▶ _Problem description_: Provide the records once more, identical to the original.

▶ _Extracted material_:
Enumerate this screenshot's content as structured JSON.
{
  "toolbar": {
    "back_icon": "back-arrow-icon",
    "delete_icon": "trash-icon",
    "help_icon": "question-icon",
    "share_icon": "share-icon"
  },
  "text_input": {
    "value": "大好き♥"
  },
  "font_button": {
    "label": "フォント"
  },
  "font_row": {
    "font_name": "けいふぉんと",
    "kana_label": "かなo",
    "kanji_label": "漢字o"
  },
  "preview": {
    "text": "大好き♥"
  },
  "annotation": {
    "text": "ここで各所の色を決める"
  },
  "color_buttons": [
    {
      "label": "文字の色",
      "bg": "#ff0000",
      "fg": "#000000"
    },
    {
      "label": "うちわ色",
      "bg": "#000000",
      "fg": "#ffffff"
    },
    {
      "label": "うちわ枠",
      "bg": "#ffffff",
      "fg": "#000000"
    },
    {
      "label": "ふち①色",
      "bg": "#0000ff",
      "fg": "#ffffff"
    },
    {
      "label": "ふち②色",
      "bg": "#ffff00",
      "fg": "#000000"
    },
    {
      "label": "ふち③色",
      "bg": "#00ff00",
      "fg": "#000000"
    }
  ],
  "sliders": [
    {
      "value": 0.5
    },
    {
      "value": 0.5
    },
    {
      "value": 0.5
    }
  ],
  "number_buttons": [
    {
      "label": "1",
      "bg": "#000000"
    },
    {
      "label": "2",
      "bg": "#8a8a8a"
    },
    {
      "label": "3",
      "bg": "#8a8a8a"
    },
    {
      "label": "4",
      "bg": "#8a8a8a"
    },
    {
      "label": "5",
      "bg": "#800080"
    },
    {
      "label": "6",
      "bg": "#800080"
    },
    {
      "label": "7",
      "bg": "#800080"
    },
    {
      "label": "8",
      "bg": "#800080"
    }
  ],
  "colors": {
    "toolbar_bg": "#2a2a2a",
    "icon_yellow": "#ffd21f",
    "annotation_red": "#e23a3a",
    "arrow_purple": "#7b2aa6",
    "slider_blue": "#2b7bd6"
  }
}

▶ _Exercise answer_:
Enumerate this screenshot's content as structured JSON.
{
  "toolbar": {
    "back_icon": "back-arrow-icon",
    "delete_icon": "trash-icon",
    "help_icon": "question-icon",
    "share_icon": "share-icon"
  },
  "text_input": {
    "value": "大好き♥"
  },
  "font_button": {
    "label": "フォント"
  },
  "font_row": {
    "font_name": "けいふぉんと",
    "kana_label": "かなo",
    "kanji_label": "漢字o"
  },
  "preview": {
    "text": "大好き♥"
  },
  "annotation": {
    "text": "ここで各所の色を決める"
  },
  "color_buttons": [
    {
      "label": "文字の色",
      "bg": "#ff0000",
      "fg": "#000000"
    },
    {
      "label": "うちわ色",
      "bg": "#000000",
      "fg": "#ffffff"
    },
    {
      "label": "うちわ枠",
      "bg": "#ffffff",
      "fg": "#000000"
    },
    {
      "label": "ふち①色",
      "bg": "#0000ff",
      "fg": "#ffffff"
    },
    {
      "label": "ふち②色",
      "bg": "#ffff00",
      "fg": "#000000"
    },
    {
      "label": "ふち③色",
      "bg": "#00ff00",
      "fg": "#000000"
    }
  ],
  "sliders": [
    {
      "value": 0.5
    },
    {
      "value": 0.5
    },
    {
      "value": 0.5
    }
  ],
  "number_buttons": [
    {
      "label": "1",
      "bg": "#000000"
    },
    {
      "label": "2",
      "bg": "#8a8a8a"
    },
    {
      "label": "3",
      "bg": "#8a8a8a"
    },
    {
      "label": "4",
      "bg": "#8a8a8a"
    },
    {
      "label": "5",
      "bg": "#800080"
    },
    {
      "label": "6",
      "bg": "#800080"
    },
    {
      "label": "7",
      "bg": "#800080"
    },
    {
      "label": "8",
      "bg": "#800080"
    }
  ],
  "colors": {
    "toolbar_bg": "#2a2a2a",
    "icon_yellow": "#ffd21f",
    "annotation_red": "#e23a3a",
    "arrow_purple": "#7b2aa6",
    "slider_blue": "#2b7bd6"
  }
}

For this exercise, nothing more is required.